(Given entries Opens)

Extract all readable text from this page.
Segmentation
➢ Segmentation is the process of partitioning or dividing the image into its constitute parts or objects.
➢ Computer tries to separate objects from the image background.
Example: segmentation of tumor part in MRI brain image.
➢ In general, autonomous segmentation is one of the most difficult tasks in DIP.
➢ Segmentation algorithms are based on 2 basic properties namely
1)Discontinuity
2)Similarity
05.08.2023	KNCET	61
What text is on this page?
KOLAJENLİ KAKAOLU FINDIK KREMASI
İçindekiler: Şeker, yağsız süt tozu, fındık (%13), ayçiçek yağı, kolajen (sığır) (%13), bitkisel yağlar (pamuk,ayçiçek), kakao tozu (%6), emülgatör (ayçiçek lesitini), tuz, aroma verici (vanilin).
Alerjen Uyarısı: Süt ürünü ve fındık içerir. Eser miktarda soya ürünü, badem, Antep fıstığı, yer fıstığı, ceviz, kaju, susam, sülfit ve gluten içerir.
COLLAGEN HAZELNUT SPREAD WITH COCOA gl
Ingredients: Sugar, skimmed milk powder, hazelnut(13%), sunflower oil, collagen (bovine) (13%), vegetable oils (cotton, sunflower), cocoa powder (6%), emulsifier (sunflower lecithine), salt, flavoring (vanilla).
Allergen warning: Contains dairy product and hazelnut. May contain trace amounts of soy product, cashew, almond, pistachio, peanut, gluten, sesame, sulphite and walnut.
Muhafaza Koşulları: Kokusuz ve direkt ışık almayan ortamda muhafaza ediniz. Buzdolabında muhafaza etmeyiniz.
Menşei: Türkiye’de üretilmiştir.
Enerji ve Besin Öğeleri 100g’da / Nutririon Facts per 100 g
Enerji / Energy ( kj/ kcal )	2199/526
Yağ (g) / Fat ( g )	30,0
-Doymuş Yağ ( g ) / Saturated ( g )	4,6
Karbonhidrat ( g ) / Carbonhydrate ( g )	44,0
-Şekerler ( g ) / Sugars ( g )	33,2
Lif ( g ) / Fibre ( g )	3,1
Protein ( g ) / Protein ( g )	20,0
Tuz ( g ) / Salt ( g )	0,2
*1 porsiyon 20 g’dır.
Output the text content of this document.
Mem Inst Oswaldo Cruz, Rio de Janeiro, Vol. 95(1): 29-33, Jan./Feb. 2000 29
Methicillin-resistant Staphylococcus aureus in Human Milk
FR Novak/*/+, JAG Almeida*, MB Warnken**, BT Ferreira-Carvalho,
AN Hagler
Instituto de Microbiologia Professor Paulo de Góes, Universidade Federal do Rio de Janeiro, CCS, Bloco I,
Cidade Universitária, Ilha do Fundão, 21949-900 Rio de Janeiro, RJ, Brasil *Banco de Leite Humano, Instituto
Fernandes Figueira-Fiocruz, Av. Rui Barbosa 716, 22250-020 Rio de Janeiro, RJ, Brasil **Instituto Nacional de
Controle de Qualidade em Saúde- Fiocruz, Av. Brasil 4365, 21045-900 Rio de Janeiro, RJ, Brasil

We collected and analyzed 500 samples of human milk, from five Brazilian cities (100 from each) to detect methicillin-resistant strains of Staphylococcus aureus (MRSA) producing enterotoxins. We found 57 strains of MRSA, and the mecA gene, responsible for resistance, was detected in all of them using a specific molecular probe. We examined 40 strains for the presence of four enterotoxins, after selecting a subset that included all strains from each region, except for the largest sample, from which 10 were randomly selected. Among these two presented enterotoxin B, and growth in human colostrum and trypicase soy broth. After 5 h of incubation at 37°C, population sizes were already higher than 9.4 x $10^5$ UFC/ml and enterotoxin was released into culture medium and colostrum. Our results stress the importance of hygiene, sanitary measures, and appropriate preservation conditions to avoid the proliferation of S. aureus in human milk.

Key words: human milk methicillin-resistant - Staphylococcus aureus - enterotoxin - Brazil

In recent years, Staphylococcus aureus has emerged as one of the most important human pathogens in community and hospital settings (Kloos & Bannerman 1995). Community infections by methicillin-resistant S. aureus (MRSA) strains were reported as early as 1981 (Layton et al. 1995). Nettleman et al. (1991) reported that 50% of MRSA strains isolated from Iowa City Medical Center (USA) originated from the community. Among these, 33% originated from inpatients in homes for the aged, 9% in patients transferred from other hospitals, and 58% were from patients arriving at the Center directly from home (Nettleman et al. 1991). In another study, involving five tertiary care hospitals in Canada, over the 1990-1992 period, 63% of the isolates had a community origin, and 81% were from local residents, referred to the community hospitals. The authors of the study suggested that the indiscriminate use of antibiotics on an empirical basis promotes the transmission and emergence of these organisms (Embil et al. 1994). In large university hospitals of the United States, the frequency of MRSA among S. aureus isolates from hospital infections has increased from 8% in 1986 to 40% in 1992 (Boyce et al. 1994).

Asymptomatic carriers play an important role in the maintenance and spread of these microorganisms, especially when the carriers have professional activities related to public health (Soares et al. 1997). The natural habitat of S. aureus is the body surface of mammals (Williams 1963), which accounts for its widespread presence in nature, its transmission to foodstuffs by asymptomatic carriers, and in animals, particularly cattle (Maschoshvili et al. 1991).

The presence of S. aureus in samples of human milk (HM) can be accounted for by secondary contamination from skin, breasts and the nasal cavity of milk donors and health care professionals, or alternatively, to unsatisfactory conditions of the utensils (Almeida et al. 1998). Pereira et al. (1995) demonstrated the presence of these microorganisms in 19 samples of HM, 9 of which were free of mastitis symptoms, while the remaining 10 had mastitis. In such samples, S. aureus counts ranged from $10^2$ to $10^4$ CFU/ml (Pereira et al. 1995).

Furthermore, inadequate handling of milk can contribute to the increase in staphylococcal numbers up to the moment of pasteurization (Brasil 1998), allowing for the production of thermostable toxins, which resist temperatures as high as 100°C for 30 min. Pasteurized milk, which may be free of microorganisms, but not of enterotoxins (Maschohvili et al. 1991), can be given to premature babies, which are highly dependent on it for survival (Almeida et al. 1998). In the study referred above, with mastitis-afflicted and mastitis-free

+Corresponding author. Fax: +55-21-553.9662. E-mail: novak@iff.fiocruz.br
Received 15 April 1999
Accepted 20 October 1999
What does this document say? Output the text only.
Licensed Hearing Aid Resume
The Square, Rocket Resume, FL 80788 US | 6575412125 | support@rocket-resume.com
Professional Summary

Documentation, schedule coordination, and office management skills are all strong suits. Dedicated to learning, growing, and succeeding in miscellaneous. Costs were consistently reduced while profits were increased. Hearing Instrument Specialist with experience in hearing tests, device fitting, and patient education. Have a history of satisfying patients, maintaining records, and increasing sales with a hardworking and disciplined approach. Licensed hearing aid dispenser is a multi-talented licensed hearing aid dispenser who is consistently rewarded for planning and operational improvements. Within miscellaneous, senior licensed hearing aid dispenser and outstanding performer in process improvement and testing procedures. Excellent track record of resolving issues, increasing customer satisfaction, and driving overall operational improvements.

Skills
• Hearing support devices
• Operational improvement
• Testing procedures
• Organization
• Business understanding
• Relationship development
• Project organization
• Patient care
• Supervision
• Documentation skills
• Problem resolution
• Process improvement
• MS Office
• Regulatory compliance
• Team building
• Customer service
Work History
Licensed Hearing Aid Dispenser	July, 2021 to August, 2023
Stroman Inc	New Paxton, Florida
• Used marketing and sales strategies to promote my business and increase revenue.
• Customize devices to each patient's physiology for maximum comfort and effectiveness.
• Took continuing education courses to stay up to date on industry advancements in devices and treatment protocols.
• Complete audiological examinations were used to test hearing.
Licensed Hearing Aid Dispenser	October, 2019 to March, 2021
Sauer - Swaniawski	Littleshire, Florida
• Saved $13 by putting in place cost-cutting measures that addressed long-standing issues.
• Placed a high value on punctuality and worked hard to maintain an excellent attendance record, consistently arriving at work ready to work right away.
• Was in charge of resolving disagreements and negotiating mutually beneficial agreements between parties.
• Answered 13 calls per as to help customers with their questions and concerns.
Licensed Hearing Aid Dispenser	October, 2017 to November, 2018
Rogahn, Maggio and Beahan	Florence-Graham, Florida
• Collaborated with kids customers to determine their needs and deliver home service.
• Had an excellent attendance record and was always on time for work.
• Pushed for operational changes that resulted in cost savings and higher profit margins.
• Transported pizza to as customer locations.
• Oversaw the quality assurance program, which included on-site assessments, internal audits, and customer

(Given entries Closes)

*Try it*. Looking through the data above, count the lines that include the string "attendance" and give only the count.

*Finished exercise*. 2